[Recorded data]
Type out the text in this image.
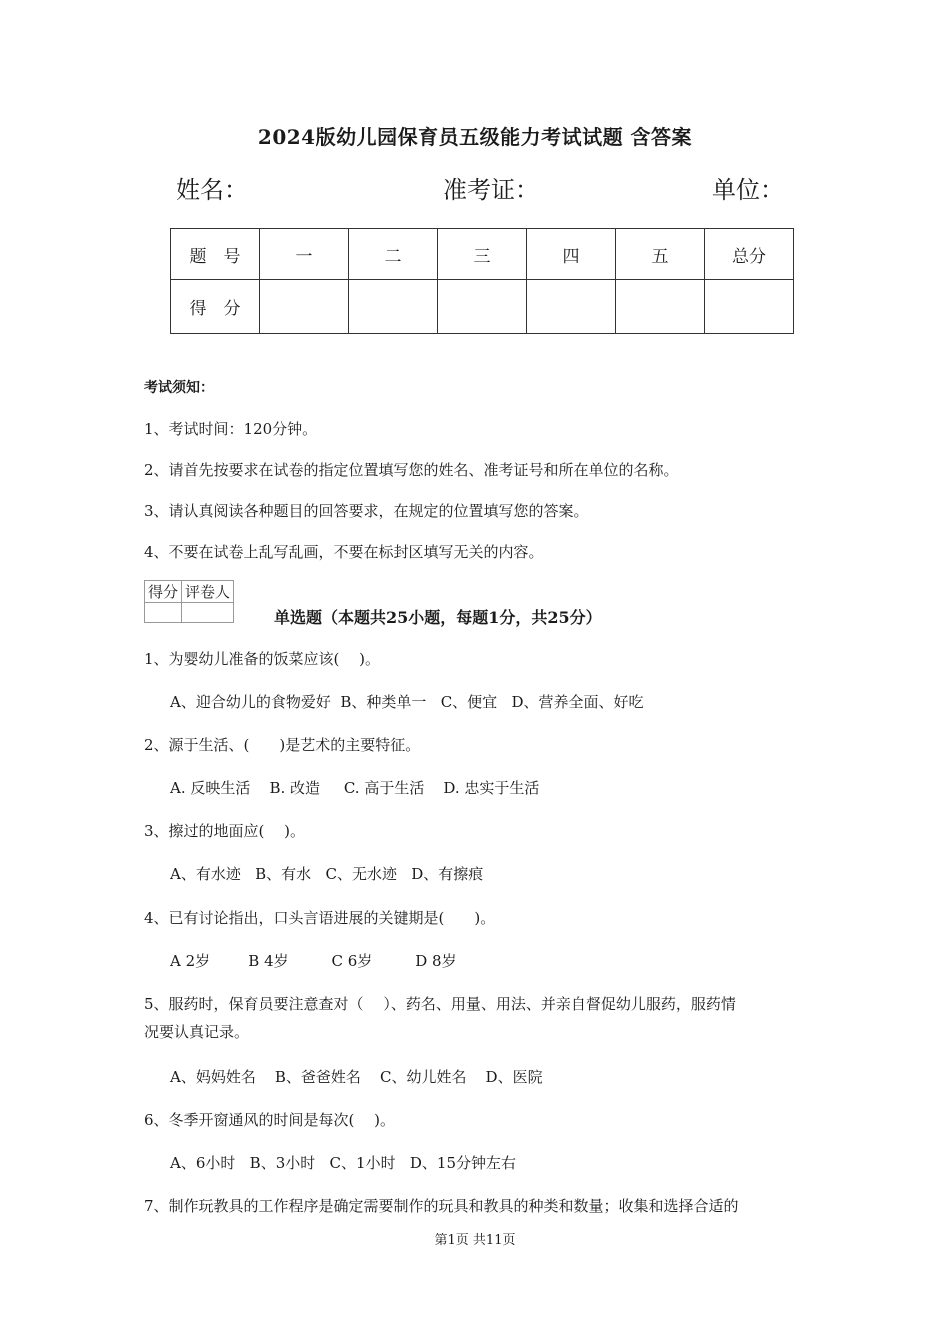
2024版幼儿园保育员五级能力考试试题 含答案
姓名：	准考证：	单位：
题　号	一	二	三	四	五	总分
得　分						
考试须知：
1、考试时间：120分钟。
2、请首先按要求在试卷的指定位置填写您的姓名、准考证号和所在单位的名称。
3、请认真阅读各种题目的回答要求，在规定的位置填写您的答案。
4、不要在试卷上乱写乱画，不要在标封区填写无关的内容。
得分	评卷人

单选题（本题共25小题，每题1分，共25分）
1、为婴幼儿准备的饭菜应该(　 )。
A、迎合幼儿的食物爱好  B、种类单一   C、便宜   D、营养全面、好吃
2、源于生活、(　　)是艺术的主要特征。
A. 反映生活    B. 改造     C. 高于生活    D. 忠实于生活
3、擦过的地面应(　 )。
A、有水迹   B、有水   C、无水迹   D、有擦痕
4、已有讨论指出，口头言语进展的关键期是(　　)。
A 2岁        B 4岁         C 6岁         D 8岁
5、服药时，保育员要注意查对（　 ）、药名、用量、用法、并亲自督促幼儿服药，服药情
况要认真记录。
A、妈妈姓名    B、爸爸姓名    C、幼儿姓名    D、医院
6、冬季开窗通风的时间是每次(　 )。
A、6小时   B、3小时   C、1小时   D、15分钟左右
7、制作玩教具的工作程序是确定需要制作的玩具和教具的种类和数量；收集和选择合适的
第1页 共11页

■ **Task prompt**
Write out all the entries word for word, but skip any images.

■ **Expected answer**
Type out the text in this image.
2024版幼儿园保育员五级能力考试试题 含答案
姓名：	准考证：	单位：
题　号	一	二	三	四	五	总分
得　分						
考试须知：
1、考试时间：120分钟。
2、请首先按要求在试卷的指定位置填写您的姓名、准考证号和所在单位的名称。
3、请认真阅读各种题目的回答要求，在规定的位置填写您的答案。
4、不要在试卷上乱写乱画，不要在标封区填写无关的内容。
得分	评卷人

单选题（本题共25小题，每题1分，共25分）
1、为婴幼儿准备的饭菜应该(　 )。
A、迎合幼儿的食物爱好  B、种类单一   C、便宜   D、营养全面、好吃
2、源于生活、(　　)是艺术的主要特征。
A. 反映生活    B. 改造     C. 高于生活    D. 忠实于生活
3、擦过的地面应(　 )。
A、有水迹   B、有水   C、无水迹   D、有擦痕
4、已有讨论指出，口头言语进展的关键期是(　　)。
A 2岁        B 4岁         C 6岁         D 8岁
5、服药时，保育员要注意查对（　 ）、药名、用量、用法、并亲自督促幼儿服药，服药情
况要认真记录。
A、妈妈姓名    B、爸爸姓名    C、幼儿姓名    D、医院
6、冬季开窗通风的时间是每次(　 )。
A、6小时   B、3小时   C、1小时   D、15分钟左右
7、制作玩教具的工作程序是确定需要制作的玩具和教具的种类和数量；收集和选择合适的
第1页 共11页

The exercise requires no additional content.